Wherever the string "title" appears, copy the whole line.
_ _ _ _ _ _ _
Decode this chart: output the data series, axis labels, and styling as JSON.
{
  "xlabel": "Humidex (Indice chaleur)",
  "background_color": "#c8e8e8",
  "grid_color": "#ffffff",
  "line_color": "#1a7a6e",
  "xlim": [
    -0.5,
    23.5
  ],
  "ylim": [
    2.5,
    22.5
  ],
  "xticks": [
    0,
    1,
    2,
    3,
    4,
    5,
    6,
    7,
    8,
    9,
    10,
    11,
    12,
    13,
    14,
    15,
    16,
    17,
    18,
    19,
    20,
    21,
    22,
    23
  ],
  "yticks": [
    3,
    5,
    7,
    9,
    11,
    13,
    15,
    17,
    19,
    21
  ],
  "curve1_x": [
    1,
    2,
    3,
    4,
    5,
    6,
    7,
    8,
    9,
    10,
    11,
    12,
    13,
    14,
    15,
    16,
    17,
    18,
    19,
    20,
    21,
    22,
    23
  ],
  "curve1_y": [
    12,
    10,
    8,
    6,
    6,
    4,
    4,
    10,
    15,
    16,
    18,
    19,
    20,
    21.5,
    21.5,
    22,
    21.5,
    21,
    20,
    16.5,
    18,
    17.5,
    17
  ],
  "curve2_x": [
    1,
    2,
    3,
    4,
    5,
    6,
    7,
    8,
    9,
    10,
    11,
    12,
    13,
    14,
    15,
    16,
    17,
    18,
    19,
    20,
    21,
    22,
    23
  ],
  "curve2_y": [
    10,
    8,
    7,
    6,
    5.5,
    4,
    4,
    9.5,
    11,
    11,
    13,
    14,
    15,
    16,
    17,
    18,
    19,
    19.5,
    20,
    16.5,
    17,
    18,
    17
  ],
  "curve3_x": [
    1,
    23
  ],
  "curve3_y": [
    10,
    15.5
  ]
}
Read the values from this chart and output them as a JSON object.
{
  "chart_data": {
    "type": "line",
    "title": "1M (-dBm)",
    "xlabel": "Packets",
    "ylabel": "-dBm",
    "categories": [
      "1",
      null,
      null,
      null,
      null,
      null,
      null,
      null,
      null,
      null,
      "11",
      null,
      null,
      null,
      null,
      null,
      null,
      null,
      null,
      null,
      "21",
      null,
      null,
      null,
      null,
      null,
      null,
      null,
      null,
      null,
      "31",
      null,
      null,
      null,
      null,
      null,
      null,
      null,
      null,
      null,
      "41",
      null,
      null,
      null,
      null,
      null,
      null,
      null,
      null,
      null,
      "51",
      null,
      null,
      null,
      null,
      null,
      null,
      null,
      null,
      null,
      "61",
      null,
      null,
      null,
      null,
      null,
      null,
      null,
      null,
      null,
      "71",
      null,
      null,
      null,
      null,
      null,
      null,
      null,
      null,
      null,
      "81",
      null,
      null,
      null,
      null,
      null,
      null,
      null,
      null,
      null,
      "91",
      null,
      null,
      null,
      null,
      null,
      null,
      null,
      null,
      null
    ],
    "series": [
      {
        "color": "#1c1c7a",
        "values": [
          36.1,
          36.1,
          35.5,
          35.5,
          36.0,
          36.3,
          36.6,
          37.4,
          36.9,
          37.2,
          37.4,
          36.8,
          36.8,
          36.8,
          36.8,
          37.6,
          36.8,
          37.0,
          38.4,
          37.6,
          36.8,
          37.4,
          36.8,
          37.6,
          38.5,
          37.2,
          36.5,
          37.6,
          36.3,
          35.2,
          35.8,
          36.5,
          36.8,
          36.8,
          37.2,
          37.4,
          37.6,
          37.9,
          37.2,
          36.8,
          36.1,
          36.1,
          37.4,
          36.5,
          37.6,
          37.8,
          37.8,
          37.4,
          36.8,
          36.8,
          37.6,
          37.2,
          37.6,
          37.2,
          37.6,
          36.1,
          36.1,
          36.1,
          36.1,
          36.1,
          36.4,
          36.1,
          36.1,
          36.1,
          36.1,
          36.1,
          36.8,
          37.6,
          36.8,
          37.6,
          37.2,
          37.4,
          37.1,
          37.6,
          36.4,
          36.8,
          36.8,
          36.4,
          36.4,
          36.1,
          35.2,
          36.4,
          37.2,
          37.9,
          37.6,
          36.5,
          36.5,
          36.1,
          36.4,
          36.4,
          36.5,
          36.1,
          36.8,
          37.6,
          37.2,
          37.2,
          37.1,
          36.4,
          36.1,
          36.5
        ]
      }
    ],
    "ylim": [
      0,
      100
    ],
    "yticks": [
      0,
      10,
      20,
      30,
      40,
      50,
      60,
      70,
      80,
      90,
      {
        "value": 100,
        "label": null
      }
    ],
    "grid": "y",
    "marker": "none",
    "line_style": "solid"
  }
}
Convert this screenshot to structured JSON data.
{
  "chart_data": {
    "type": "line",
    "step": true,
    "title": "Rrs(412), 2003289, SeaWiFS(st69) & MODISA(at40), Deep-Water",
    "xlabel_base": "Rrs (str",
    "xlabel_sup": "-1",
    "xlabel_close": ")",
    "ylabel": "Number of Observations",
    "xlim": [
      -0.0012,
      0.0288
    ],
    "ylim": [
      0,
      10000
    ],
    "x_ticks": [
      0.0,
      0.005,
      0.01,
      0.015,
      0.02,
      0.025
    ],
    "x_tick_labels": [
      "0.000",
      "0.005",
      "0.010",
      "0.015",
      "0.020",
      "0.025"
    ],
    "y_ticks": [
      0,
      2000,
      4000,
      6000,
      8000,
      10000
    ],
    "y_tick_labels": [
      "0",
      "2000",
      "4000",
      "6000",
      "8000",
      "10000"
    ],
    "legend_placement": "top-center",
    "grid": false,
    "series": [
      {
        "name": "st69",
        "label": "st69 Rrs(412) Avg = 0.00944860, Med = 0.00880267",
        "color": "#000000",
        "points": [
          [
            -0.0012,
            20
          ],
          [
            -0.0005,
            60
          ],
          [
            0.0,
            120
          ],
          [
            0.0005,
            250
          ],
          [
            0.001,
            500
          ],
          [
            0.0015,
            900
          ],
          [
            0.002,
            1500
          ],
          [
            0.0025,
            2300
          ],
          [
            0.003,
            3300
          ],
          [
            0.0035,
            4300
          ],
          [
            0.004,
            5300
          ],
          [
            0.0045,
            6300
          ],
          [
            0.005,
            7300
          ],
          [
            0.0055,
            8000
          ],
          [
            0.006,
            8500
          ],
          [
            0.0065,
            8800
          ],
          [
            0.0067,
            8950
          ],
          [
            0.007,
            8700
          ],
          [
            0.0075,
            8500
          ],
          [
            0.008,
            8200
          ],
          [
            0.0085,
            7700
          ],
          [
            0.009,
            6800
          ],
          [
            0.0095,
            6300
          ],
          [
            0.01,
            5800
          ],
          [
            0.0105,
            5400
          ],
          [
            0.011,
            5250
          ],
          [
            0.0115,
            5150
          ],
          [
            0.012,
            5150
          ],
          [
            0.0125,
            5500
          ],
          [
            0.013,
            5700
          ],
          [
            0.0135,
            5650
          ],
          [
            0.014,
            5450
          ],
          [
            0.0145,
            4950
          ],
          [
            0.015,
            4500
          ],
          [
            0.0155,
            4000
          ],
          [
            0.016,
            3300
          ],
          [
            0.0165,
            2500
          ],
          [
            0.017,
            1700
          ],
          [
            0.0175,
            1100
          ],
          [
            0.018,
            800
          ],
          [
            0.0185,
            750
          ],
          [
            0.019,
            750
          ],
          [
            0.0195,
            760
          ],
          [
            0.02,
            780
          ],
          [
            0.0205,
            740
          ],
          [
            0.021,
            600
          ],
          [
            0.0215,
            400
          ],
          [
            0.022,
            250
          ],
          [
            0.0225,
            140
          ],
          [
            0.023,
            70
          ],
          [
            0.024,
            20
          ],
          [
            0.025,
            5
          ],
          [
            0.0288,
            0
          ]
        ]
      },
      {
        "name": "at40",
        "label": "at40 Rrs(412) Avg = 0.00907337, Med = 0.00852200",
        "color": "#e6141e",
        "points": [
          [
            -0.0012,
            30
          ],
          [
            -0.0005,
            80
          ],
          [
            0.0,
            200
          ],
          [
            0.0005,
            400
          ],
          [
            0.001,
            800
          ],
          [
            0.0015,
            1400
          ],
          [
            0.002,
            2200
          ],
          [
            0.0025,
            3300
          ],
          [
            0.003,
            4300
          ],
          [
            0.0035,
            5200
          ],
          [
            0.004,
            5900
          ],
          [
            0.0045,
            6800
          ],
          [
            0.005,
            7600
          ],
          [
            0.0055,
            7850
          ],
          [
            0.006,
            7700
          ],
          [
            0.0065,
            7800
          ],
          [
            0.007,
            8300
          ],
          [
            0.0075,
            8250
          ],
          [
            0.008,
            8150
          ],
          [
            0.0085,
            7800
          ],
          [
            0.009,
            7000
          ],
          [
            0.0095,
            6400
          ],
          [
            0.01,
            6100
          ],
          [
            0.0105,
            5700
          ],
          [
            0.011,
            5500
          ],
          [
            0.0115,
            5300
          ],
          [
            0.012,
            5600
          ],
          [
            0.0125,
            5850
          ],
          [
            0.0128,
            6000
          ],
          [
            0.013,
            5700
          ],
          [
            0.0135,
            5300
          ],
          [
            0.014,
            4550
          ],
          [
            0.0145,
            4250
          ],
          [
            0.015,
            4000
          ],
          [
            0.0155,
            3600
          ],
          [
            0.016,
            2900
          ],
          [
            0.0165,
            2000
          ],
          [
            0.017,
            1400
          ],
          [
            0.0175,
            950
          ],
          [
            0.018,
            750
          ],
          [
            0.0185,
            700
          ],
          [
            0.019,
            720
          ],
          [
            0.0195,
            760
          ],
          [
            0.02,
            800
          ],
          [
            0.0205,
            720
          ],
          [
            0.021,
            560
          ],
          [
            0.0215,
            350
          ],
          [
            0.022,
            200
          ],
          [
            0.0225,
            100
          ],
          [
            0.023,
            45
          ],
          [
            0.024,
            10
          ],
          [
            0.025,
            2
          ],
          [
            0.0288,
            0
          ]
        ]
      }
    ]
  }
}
_ _ _ _ _ _ _
Answer to this problem:
    "title": "1M (-dBm)",
    "title": "Rrs(412), 2003289, SeaWiFS(st69) & MODISA(at40), Deep-Water",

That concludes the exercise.